[Begin Records for the exercise]
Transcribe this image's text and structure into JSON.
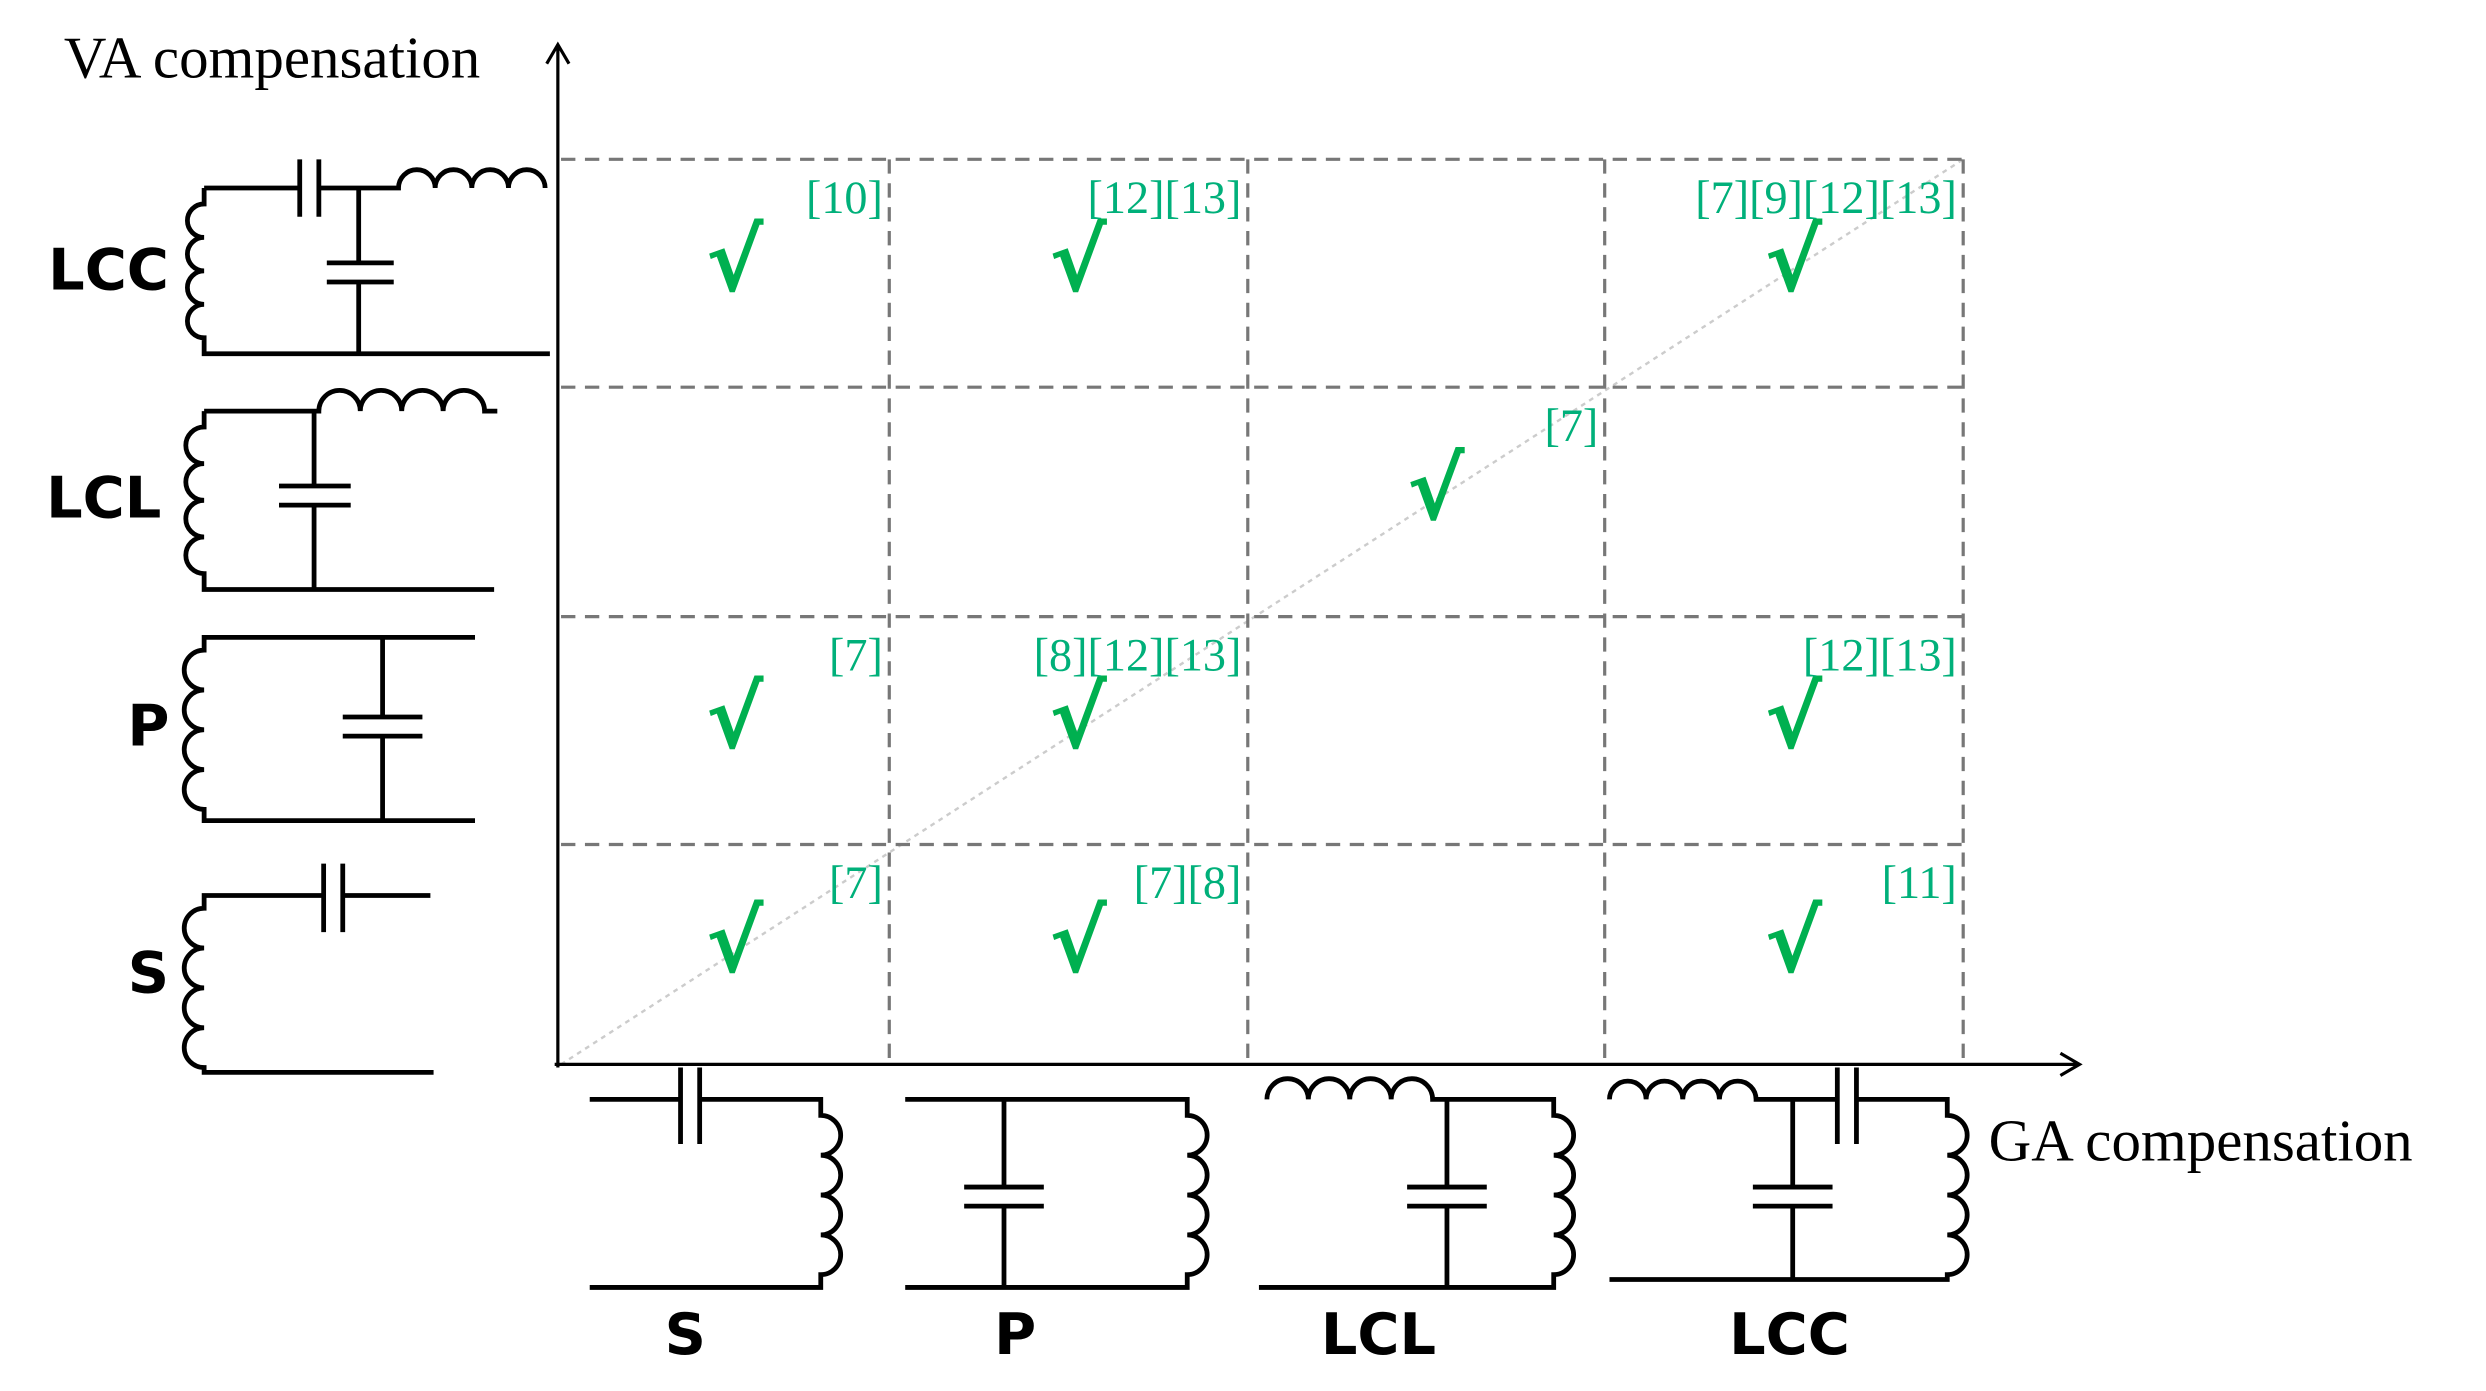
{
  "y_axis_label": "VA compensation",
  "x_axis_label": "GA compensation",
  "rows": [
    "LCC",
    "LCL",
    "P",
    "S"
  ],
  "columns": [
    "S",
    "P",
    "LCL",
    "LCC"
  ],
  "cells": [
    [
      {
        "check": "√",
        "refs": "[10]"
      },
      {
        "check": "√",
        "refs": "[12][13]"
      },
      null,
      {
        "check": "√",
        "refs": "[7][9][12][13]"
      }
    ],
    [
      null,
      null,
      {
        "check": "√",
        "refs": "[7]"
      },
      null
    ],
    [
      {
        "check": "√",
        "refs": "[7]"
      },
      {
        "check": "√",
        "refs": "[8][12][13]"
      },
      null,
      {
        "check": "√",
        "refs": "[12][13]"
      }
    ],
    [
      {
        "check": "√",
        "refs": "[7]"
      },
      {
        "check": "√",
        "refs": "[7][8]"
      },
      null,
      {
        "check": "√",
        "refs": "[11]"
      }
    ]
  ]
}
[End Records for the exercise]
What is needed:
Within the material above, find the lines that contain the word "compensation"; copy them.

Result for this exercise:
  "y_axis_label": "VA compensation",
  "x_axis_label": "GA compensation",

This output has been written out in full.